## Task goal
Repeat each line word for word.

## Given records
::::

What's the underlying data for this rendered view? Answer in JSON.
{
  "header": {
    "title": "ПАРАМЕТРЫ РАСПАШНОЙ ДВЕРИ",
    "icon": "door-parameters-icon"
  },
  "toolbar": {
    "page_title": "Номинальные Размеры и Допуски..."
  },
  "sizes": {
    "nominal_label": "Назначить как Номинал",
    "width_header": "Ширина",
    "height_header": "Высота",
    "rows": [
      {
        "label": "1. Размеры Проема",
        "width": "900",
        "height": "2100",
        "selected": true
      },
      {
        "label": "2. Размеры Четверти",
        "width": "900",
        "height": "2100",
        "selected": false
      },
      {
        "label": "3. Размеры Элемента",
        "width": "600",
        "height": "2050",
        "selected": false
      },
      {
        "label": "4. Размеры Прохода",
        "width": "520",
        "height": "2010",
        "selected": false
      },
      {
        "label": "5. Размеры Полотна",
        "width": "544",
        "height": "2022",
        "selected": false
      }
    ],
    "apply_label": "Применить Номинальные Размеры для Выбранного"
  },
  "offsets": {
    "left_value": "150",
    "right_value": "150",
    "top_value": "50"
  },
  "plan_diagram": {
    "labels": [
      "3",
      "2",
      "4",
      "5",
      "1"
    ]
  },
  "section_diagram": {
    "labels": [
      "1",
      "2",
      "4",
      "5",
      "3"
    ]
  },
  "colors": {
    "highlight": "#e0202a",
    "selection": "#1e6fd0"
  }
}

::::

## Completed task
What's the underlying data for this rendered view? Answer in JSON.
{
  "header": {
    "title": "ПАРАМЕТРЫ РАСПАШНОЙ ДВЕРИ",
    "icon": "door-parameters-icon"
  },
  "toolbar": {
    "page_title": "Номинальные Размеры и Допуски..."
  },
  "sizes": {
    "nominal_label": "Назначить как Номинал",
    "width_header": "Ширина",
    "height_header": "Высота",
    "rows": [
      {
        "label": "1. Размеры Проема",
        "width": "900",
        "height": "2100",
        "selected": true
      },
      {
        "label": "2. Размеры Четверти",
        "width": "900",
        "height": "2100",
        "selected": false
      },
      {
        "label": "3. Размеры Элемента",
        "width": "600",
        "height": "2050",
        "selected": false
      },
      {
        "label": "4. Размеры Прохода",
        "width": "520",
        "height": "2010",
        "selected": false
      },
      {
        "label": "5. Размеры Полотна",
        "width": "544",
        "height": "2022",
        "selected": false
      }
    ],
    "apply_label": "Применить Номинальные Размеры для Выбранного"
  },
  "offsets": {
    "left_value": "150",
    "right_value": "150",
    "top_value": "50"
  },
  "plan_diagram": {
    "labels": [
      "3",
      "2",
      "4",
      "5",
      "1"
    ]
  },
  "section_diagram": {
    "labels": [
      "1",
      "2",
      "4",
      "5",
      "3"
    ]
  },
  "colors": {
    "highlight": "#e0202a",
    "selection": "#1e6fd0"
  }
}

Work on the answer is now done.